RECORDS FOR PROCESSING:
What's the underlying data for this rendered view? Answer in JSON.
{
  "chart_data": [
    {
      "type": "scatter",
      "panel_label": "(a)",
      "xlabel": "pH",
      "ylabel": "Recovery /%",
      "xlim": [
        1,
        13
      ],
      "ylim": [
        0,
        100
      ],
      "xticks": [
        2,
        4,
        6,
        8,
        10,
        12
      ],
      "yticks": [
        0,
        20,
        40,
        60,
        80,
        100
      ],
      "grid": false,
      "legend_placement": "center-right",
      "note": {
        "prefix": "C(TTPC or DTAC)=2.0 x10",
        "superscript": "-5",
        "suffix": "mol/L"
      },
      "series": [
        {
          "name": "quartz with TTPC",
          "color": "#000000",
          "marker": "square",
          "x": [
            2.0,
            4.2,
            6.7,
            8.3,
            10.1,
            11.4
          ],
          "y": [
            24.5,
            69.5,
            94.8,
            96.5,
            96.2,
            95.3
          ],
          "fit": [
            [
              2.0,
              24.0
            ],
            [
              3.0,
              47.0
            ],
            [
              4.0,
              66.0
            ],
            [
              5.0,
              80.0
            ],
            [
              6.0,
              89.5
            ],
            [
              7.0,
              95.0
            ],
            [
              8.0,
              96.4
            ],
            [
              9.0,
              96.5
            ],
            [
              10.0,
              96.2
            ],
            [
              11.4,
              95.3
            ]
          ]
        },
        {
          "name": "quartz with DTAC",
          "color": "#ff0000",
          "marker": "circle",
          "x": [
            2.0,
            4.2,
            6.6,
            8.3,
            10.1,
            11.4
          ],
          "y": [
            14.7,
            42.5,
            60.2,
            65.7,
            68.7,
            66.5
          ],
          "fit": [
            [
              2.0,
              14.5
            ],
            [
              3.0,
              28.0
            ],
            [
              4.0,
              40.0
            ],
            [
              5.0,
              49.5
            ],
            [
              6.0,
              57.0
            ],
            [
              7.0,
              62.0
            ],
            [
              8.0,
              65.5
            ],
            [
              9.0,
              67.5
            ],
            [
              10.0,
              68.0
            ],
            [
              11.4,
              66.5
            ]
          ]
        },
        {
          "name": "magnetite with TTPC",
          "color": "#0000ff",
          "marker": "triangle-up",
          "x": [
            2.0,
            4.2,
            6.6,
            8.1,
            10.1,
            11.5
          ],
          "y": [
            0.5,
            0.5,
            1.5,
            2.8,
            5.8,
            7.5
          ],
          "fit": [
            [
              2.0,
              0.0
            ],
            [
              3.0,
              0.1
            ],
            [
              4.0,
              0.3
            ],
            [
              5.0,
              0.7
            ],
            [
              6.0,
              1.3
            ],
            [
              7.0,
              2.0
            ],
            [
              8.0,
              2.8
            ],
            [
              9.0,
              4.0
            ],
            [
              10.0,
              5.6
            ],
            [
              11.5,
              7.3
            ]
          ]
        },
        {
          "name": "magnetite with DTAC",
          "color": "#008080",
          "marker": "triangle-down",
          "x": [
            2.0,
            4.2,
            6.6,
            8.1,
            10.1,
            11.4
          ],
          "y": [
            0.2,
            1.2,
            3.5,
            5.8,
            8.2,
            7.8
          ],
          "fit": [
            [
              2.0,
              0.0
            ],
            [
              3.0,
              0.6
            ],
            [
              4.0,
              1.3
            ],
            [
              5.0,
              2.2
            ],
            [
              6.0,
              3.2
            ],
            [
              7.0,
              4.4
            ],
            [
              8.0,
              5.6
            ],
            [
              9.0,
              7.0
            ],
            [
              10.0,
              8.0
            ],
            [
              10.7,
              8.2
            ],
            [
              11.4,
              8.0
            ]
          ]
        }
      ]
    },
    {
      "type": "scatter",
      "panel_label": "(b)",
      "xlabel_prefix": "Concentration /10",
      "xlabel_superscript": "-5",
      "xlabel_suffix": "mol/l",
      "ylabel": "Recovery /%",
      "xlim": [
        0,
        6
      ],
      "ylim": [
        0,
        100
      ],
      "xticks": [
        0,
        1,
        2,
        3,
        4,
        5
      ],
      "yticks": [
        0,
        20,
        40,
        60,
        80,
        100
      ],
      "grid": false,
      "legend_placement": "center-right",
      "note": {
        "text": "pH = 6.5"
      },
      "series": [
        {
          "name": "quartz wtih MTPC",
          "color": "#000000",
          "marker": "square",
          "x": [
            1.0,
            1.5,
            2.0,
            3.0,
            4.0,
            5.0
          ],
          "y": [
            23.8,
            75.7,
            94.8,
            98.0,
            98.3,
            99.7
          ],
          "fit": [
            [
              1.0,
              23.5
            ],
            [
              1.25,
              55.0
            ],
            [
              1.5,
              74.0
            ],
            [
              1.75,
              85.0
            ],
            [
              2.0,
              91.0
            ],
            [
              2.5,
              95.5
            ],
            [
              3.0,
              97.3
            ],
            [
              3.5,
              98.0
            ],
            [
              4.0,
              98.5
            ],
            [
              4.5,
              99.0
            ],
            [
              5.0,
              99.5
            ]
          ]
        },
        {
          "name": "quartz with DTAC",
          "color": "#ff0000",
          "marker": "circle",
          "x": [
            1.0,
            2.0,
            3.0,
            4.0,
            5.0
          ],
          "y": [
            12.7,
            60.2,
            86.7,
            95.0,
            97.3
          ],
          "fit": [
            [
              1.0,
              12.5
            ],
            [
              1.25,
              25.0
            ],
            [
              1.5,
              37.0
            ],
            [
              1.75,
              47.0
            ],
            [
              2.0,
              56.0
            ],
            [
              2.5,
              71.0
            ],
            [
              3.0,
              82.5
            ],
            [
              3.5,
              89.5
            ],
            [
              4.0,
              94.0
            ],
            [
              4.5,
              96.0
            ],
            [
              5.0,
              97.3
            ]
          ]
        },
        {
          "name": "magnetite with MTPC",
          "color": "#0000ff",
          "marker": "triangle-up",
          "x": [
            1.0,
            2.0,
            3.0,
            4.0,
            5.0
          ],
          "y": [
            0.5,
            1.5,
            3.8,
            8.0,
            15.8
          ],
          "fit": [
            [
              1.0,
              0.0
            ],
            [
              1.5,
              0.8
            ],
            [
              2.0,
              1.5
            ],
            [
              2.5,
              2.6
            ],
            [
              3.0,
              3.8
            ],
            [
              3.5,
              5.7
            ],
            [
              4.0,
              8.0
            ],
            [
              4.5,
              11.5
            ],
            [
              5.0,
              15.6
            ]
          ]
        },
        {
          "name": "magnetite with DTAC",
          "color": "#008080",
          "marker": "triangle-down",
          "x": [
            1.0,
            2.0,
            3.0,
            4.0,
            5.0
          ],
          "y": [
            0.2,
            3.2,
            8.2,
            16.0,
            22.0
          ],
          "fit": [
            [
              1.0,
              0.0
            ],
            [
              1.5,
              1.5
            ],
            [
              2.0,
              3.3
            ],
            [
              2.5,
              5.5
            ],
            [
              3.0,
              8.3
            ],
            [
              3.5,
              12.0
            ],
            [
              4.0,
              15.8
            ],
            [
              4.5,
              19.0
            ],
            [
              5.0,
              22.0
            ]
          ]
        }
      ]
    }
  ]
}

GIVEN REQUEST: Pull out every line of the records that includes the string "quartz".

RESULT FOR THIS TASK:
          "name": "quartz with TTPC",
          "name": "quartz with DTAC",
          "name": "quartz wtih MTPC",
          "name": "quartz with DTAC",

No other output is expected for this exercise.